## START Items
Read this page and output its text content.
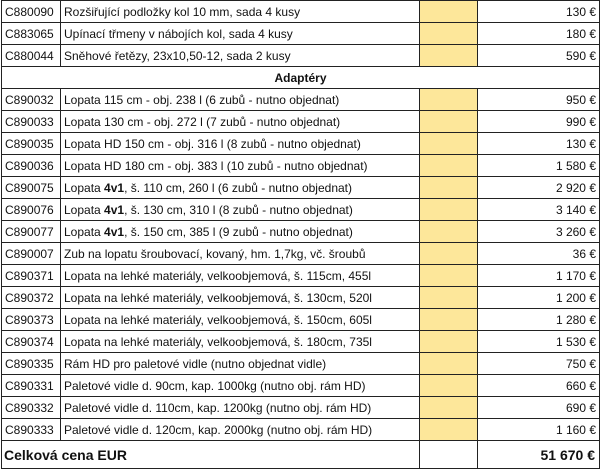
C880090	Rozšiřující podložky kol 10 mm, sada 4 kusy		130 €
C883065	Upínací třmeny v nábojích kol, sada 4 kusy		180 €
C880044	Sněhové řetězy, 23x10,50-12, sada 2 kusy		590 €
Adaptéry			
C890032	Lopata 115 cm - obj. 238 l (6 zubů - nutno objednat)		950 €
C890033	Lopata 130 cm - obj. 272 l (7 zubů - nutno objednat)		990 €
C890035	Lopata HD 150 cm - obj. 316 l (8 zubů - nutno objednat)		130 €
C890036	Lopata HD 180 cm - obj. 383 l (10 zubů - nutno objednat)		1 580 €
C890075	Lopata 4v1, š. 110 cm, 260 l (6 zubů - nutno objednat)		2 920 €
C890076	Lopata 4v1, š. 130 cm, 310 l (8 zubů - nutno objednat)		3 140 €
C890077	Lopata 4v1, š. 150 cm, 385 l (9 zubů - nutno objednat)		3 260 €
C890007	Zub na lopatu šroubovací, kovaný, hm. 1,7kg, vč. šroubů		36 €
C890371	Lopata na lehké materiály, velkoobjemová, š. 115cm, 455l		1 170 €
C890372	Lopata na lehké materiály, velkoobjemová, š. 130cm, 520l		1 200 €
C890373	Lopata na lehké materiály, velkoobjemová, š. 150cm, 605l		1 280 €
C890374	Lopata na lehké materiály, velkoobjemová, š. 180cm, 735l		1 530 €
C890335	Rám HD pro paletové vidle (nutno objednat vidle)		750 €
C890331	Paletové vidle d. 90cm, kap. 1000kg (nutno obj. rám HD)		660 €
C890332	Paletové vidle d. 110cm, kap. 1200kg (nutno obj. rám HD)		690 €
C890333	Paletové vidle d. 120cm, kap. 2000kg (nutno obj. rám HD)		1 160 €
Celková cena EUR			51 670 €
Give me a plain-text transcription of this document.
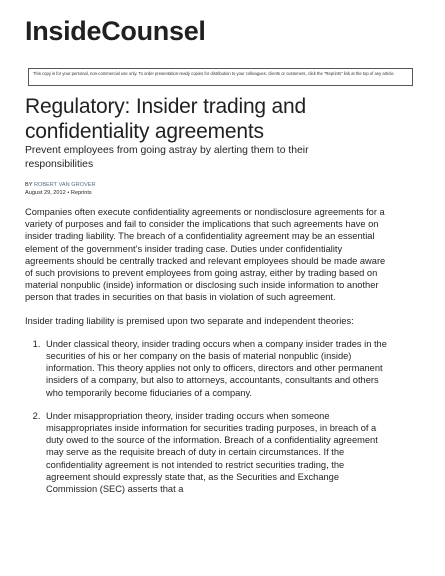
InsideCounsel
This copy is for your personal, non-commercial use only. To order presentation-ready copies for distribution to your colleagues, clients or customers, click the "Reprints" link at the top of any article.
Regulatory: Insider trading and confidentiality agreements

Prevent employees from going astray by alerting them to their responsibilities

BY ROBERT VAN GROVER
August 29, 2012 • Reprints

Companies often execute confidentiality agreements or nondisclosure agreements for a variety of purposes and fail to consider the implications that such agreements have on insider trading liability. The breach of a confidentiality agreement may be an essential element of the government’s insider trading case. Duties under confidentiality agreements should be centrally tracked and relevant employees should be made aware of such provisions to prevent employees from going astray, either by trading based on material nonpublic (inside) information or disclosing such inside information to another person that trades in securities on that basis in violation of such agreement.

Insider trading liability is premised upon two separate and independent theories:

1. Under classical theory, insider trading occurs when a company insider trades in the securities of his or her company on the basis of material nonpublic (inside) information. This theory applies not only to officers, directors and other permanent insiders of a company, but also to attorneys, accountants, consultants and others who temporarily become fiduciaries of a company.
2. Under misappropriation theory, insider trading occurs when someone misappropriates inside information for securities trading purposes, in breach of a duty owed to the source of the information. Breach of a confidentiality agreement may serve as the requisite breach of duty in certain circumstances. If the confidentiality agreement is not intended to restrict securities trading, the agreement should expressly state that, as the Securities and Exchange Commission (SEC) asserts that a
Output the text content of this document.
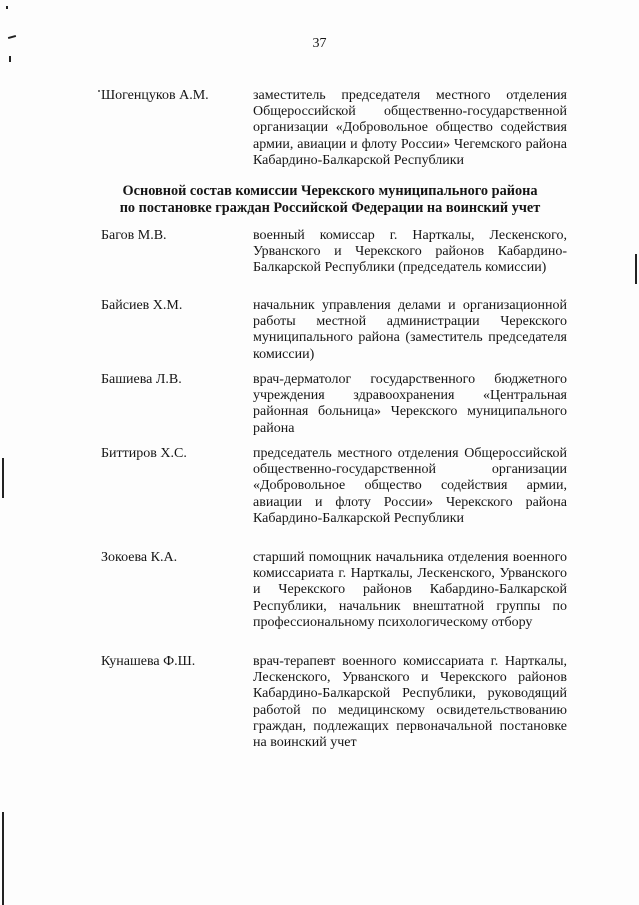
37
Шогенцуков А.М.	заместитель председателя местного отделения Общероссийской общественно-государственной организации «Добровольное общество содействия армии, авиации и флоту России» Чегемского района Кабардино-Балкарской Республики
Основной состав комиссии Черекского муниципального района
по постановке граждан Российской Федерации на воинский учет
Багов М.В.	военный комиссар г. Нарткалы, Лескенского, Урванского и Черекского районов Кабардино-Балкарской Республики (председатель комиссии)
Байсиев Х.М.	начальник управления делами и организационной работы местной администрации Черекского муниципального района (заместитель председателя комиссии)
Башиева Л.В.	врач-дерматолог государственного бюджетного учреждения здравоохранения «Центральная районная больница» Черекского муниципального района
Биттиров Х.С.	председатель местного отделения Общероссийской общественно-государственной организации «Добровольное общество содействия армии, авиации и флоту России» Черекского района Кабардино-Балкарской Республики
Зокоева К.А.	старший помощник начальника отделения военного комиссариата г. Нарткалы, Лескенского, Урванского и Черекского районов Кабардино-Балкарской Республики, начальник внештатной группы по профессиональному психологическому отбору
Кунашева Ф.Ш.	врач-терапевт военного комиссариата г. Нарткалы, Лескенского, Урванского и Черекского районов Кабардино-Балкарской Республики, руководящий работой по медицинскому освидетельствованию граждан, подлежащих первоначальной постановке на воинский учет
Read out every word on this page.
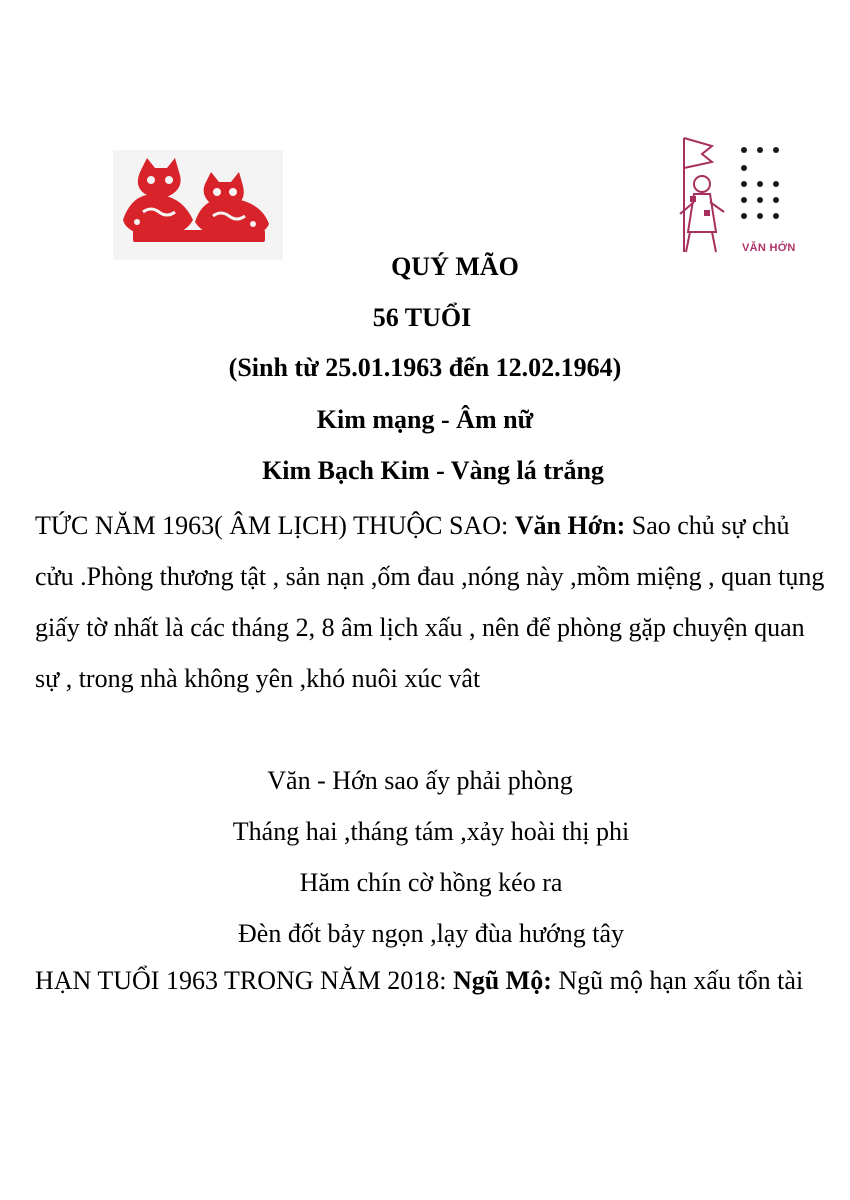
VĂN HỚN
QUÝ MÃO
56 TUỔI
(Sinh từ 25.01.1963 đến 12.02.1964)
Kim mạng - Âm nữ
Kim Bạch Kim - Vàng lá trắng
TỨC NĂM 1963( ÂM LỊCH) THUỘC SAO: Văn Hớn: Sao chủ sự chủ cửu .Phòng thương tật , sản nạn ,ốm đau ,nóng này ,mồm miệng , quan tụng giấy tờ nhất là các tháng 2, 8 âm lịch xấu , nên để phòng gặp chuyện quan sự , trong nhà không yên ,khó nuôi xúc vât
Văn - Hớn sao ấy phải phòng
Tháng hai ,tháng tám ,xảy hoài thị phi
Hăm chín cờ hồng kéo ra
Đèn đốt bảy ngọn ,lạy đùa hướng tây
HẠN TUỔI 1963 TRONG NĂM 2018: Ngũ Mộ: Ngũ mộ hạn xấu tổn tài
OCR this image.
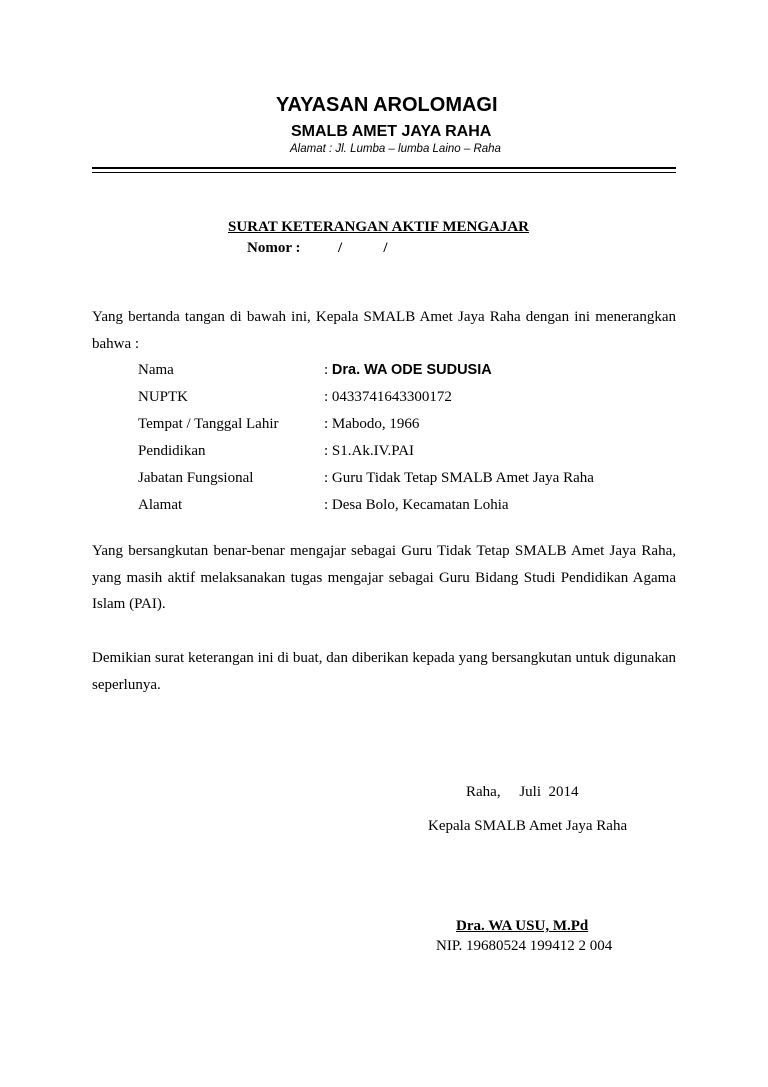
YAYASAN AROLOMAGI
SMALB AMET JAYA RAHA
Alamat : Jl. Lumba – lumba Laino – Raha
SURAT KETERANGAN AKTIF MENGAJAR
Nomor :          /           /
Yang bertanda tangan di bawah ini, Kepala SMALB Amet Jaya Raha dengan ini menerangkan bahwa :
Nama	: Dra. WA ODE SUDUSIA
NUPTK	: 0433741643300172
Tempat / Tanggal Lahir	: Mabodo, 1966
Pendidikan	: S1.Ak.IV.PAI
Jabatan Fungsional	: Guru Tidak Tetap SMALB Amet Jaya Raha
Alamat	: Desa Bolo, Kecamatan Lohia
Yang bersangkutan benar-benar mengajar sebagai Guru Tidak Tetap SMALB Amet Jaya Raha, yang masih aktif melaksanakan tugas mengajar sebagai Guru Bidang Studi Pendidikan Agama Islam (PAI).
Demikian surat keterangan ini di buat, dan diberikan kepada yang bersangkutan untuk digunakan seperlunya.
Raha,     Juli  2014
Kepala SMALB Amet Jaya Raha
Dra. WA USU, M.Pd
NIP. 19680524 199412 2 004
## END Items
▶ _Written exercise_: Copy all the lines of data exactly as they appear, dropping any images.

▶ _Output of the task_:
Read this page and output its text content.
C880090	Rozšiřující podložky kol 10 mm, sada 4 kusy		130 €
C883065	Upínací třmeny v nábojích kol, sada 4 kusy		180 €
C880044	Sněhové řetězy, 23x10,50-12, sada 2 kusy		590 €
Adaptéry			
C890032	Lopata 115 cm - obj. 238 l (6 zubů - nutno objednat)		950 €
C890033	Lopata 130 cm - obj. 272 l (7 zubů - nutno objednat)		990 €
C890035	Lopata HD 150 cm - obj. 316 l (8 zubů - nutno objednat)		130 €
C890036	Lopata HD 180 cm - obj. 383 l (10 zubů - nutno objednat)		1 580 €
C890075	Lopata 4v1, š. 110 cm, 260 l (6 zubů - nutno objednat)		2 920 €
C890076	Lopata 4v1, š. 130 cm, 310 l (8 zubů - nutno objednat)		3 140 €
C890077	Lopata 4v1, š. 150 cm, 385 l (9 zubů - nutno objednat)		3 260 €
C890007	Zub na lopatu šroubovací, kovaný, hm. 1,7kg, vč. šroubů		36 €
C890371	Lopata na lehké materiály, velkoobjemová, š. 115cm, 455l		1 170 €
C890372	Lopata na lehké materiály, velkoobjemová, š. 130cm, 520l		1 200 €
C890373	Lopata na lehké materiály, velkoobjemová, š. 150cm, 605l		1 280 €
C890374	Lopata na lehké materiály, velkoobjemová, š. 180cm, 735l		1 530 €
C890335	Rám HD pro paletové vidle (nutno objednat vidle)		750 €
C890331	Paletové vidle d. 90cm, kap. 1000kg (nutno obj. rám HD)		660 €
C890332	Paletové vidle d. 110cm, kap. 1200kg (nutno obj. rám HD)		690 €
C890333	Paletové vidle d. 120cm, kap. 2000kg (nutno obj. rám HD)		1 160 €
Celková cena EUR			51 670 €
Give me a plain-text transcription of this document.
InsideCounsel
This copy is for your personal, non-commercial use only. To order presentation-ready copies for distribution to your colleagues, clients or customers, click the "Reprints" link at the top of any article.
Regulatory: Insider trading and confidentiality agreements

Prevent employees from going astray by alerting them to their responsibilities

BY ROBERT VAN GROVER
August 29, 2012 • Reprints

Companies often execute confidentiality agreements or nondisclosure agreements for a variety of purposes and fail to consider the implications that such agreements have on insider trading liability. The breach of a confidentiality agreement may be an essential element of the government’s insider trading case. Duties under confidentiality agreements should be centrally tracked and relevant employees should be made aware of such provisions to prevent employees from going astray, either by trading based on material nonpublic (inside) information or disclosing such inside information to another person that trades in securities on that basis in violation of such agreement.

Insider trading liability is premised upon two separate and independent theories:

1. Under classical theory, insider trading occurs when a company insider trades in the securities of his or her company on the basis of material nonpublic (inside) information. This theory applies not only to officers, directors and other permanent insiders of a company, but also to attorneys, accountants, consultants and others who temporarily become fiduciaries of a company.
2. Under misappropriation theory, insider trading occurs when someone misappropriates inside information for securities trading purposes, in breach of a duty owed to the source of the information. Breach of a confidentiality agreement may serve as the requisite breach of duty in certain circumstances. If the confidentiality agreement is not intended to restrict securities trading, the agreement should expressly state that, as the Securities and Exchange Commission (SEC) asserts that a
Output the text content of this document.
37
Шогенцуков А.М.	заместитель председателя местного отделения Общероссийской общественно-государственной организации «Добровольное общество содействия армии, авиации и флоту России» Чегемского района Кабардино-Балкарской Республики
Основной состав комиссии Черекского муниципального района
по постановке граждан Российской Федерации на воинский учет
Багов М.В.	военный комиссар г. Нарткалы, Лескенского, Урванского и Черекского районов Кабардино-Балкарской Республики (председатель комиссии)
Байсиев Х.М.	начальник управления делами и организационной работы местной администрации Черекского муниципального района (заместитель председателя комиссии)
Башиева Л.В.	врач-дерматолог государственного бюджетного учреждения здравоохранения «Центральная районная больница» Черекского муниципального района
Биттиров Х.С.	председатель местного отделения Общероссийской общественно-государственной организации «Добровольное общество содействия армии, авиации и флоту России» Черекского района Кабардино-Балкарской Республики
Зокоева К.А.	старший помощник начальника отделения военного комиссариата г. Нарткалы, Лескенского, Урванского и Черекского районов Кабардино-Балкарской Республики, начальник внештатной группы по профессиональному психологическому отбору
Кунашева Ф.Ш.	врач-терапевт военного комиссариата г. Нарткалы, Лескенского, Урванского и Черекского районов Кабардино-Балкарской Республики, руководящий работой по медицинскому освидетельствованию граждан, подлежащих первоначальной постановке на воинский учет
Read out every word on this page.
VĂN HỚN
QUÝ MÃO
56 TUỔI
(Sinh từ 25.01.1963 đến 12.02.1964)
Kim mạng - Âm nữ
Kim Bạch Kim - Vàng lá trắng
TỨC NĂM 1963( ÂM LỊCH) THUỘC SAO: Văn Hớn: Sao chủ sự chủ cửu .Phòng thương tật , sản nạn ,ốm đau ,nóng này ,mồm miệng , quan tụng giấy tờ nhất là các tháng 2, 8 âm lịch xấu , nên để phòng gặp chuyện quan sự , trong nhà không yên ,khó nuôi xúc vât
Văn - Hớn sao ấy phải phòng
Tháng hai ,tháng tám ,xảy hoài thị phi
Hăm chín cờ hồng kéo ra
Đèn đốt bảy ngọn ,lạy đùa hướng tây
HẠN TUỔI 1963 TRONG NĂM 2018: Ngũ Mộ: Ngũ mộ hạn xấu tổn tài
OCR this image.
YAYASAN AROLOMAGI
SMALB AMET JAYA RAHA
Alamat : Jl. Lumba – lumba Laino – Raha
SURAT KETERANGAN AKTIF MENGAJAR
Nomor :          /           /
Yang bertanda tangan di bawah ini, Kepala SMALB Amet Jaya Raha dengan ini menerangkan bahwa :
Nama	: Dra. WA ODE SUDUSIA
NUPTK	: 0433741643300172
Tempat / Tanggal Lahir	: Mabodo, 1966
Pendidikan	: S1.Ak.IV.PAI
Jabatan Fungsional	: Guru Tidak Tetap SMALB Amet Jaya Raha
Alamat	: Desa Bolo, Kecamatan Lohia
Yang bersangkutan benar-benar mengajar sebagai Guru Tidak Tetap SMALB Amet Jaya Raha, yang masih aktif melaksanakan tugas mengajar sebagai Guru Bidang Studi Pendidikan Agama Islam (PAI).
Demikian surat keterangan ini di buat, dan diberikan kepada yang bersangkutan untuk digunakan seperlunya.
Raha,     Juli  2014
Kepala SMALB Amet Jaya Raha
Dra. WA USU, M.Pd
NIP. 19680524 199412 2 004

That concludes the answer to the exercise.